-------- SOURCE MATERIAL
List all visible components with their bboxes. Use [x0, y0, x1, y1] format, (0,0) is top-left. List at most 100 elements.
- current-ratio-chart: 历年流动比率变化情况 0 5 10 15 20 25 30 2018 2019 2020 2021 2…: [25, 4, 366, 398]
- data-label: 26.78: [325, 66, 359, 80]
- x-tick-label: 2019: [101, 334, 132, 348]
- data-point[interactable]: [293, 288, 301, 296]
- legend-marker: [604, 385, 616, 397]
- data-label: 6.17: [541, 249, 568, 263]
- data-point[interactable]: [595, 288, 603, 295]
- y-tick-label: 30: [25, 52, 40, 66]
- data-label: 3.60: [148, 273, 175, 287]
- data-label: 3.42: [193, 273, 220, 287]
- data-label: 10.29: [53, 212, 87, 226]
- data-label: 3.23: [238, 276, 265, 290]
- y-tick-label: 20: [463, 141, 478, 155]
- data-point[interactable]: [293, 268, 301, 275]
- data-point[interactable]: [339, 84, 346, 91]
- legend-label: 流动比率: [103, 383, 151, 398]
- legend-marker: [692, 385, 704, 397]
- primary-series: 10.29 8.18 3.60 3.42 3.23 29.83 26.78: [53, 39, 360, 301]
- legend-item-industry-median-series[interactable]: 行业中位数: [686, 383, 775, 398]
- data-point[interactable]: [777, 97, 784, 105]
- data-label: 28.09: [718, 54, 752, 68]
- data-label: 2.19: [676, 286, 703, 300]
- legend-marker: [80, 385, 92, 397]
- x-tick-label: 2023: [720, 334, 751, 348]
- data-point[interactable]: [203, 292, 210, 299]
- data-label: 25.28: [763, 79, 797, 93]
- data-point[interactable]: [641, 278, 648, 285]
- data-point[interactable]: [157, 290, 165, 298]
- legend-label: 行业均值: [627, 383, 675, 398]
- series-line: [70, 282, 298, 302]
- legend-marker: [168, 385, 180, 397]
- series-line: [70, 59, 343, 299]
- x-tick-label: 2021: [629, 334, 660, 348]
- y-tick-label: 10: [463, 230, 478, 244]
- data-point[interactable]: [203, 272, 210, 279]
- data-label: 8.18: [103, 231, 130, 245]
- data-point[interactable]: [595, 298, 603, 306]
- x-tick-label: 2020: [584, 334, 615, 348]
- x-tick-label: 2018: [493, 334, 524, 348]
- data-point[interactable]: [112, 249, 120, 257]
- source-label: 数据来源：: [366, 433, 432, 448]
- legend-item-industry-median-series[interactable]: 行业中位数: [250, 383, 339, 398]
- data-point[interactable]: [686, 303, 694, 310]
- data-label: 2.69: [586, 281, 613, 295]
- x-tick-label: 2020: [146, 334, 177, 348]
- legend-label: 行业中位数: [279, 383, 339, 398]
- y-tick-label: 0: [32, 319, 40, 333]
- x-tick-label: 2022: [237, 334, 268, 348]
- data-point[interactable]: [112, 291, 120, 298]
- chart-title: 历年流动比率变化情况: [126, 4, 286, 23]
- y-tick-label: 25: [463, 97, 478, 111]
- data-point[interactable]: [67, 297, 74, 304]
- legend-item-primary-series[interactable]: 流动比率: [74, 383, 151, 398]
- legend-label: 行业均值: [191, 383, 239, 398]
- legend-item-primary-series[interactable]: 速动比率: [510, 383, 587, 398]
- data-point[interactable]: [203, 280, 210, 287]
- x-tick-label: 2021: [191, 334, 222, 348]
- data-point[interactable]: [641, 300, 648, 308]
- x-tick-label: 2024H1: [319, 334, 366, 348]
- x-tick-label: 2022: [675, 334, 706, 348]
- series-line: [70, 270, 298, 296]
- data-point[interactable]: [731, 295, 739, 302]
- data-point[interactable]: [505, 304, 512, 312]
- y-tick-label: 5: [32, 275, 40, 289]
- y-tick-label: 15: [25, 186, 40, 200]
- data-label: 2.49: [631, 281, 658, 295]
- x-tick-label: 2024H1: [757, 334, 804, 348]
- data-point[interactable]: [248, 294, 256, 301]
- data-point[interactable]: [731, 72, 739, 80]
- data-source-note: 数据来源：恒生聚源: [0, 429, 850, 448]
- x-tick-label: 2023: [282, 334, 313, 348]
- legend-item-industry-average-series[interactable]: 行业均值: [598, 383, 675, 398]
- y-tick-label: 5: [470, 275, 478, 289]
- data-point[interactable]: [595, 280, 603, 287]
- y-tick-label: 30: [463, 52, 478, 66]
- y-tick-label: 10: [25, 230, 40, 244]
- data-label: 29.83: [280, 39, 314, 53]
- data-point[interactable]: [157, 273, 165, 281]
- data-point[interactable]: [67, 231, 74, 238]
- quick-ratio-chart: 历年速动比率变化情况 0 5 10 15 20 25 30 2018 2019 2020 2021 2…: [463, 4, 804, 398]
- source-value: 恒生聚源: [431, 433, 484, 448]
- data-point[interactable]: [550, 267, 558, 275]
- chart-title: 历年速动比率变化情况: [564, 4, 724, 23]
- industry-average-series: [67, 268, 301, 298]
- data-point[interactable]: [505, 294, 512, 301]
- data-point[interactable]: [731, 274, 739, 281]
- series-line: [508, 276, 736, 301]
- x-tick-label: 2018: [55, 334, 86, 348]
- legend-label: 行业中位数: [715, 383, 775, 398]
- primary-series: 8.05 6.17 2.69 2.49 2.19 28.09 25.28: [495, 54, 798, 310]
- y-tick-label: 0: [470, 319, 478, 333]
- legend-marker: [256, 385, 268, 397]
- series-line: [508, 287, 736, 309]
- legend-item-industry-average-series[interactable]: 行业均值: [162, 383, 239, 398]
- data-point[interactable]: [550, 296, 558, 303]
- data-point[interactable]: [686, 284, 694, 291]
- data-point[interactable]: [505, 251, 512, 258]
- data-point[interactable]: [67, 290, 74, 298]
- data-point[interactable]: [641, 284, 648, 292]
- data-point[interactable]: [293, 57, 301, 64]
----------------
AIM => Copy the data verbatim from its first line through the line containing "- y-tick-label: 30: [25, 52, 40, 66]", with both of those lines included.

SOLUTION =>
List all visible components with their bboxes. Use [x0, y0, x1, y1] format, (0,0) is top-left. List at most 100 elements.
- current-ratio-chart: 历年流动比率变化情况 0 5 10 15 20 25 30 2018 2019 2020 2021 2…: [25, 4, 366, 398]
- data-label: 26.78: [325, 66, 359, 80]
- x-tick-label: 2019: [101, 334, 132, 348]
- data-point[interactable]: [293, 288, 301, 296]
- legend-marker: [604, 385, 616, 397]
- data-label: 6.17: [541, 249, 568, 263]
- data-point[interactable]: [595, 288, 603, 295]
- y-tick-label: 30: [25, 52, 40, 66]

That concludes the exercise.